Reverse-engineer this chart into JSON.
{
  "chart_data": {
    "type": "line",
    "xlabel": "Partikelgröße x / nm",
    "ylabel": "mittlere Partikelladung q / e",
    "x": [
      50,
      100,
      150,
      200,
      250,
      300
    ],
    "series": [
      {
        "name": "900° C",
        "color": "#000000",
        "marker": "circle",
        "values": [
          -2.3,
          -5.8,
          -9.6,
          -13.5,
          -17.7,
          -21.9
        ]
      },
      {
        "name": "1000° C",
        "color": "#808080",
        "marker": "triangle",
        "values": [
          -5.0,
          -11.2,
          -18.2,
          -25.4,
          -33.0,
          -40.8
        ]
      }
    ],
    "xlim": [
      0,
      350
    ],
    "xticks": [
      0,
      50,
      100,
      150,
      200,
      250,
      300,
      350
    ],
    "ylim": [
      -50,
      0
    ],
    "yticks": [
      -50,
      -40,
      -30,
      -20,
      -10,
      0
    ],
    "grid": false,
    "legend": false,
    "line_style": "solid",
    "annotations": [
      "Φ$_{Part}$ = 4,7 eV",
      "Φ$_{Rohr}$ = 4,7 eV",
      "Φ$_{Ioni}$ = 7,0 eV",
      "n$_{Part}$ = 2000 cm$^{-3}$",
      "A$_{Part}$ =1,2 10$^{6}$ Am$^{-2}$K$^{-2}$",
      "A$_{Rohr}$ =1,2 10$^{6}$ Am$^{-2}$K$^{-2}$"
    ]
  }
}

Instructions for the task: Hand back the material above in full, exactly as written.

Solution below:
Reverse-engineer this chart into JSON.
{
  "chart_data": {
    "type": "line",
    "xlabel": "Partikelgröße x / nm",
    "ylabel": "mittlere Partikelladung q / e",
    "x": [
      50,
      100,
      150,
      200,
      250,
      300
    ],
    "series": [
      {
        "name": "900° C",
        "color": "#000000",
        "marker": "circle",
        "values": [
          -2.3,
          -5.8,
          -9.6,
          -13.5,
          -17.7,
          -21.9
        ]
      },
      {
        "name": "1000° C",
        "color": "#808080",
        "marker": "triangle",
        "values": [
          -5.0,
          -11.2,
          -18.2,
          -25.4,
          -33.0,
          -40.8
        ]
      }
    ],
    "xlim": [
      0,
      350
    ],
    "xticks": [
      0,
      50,
      100,
      150,
      200,
      250,
      300,
      350
    ],
    "ylim": [
      -50,
      0
    ],
    "yticks": [
      -50,
      -40,
      -30,
      -20,
      -10,
      0
    ],
    "grid": false,
    "legend": false,
    "line_style": "solid",
    "annotations": [
      "Φ$_{Part}$ = 4,7 eV",
      "Φ$_{Rohr}$ = 4,7 eV",
      "Φ$_{Ioni}$ = 7,0 eV",
      "n$_{Part}$ = 2000 cm$^{-3}$",
      "A$_{Part}$ =1,2 10$^{6}$ Am$^{-2}$K$^{-2}$",
      "A$_{Rohr}$ =1,2 10$^{6}$ Am$^{-2}$K$^{-2}$"
    ]
  }
}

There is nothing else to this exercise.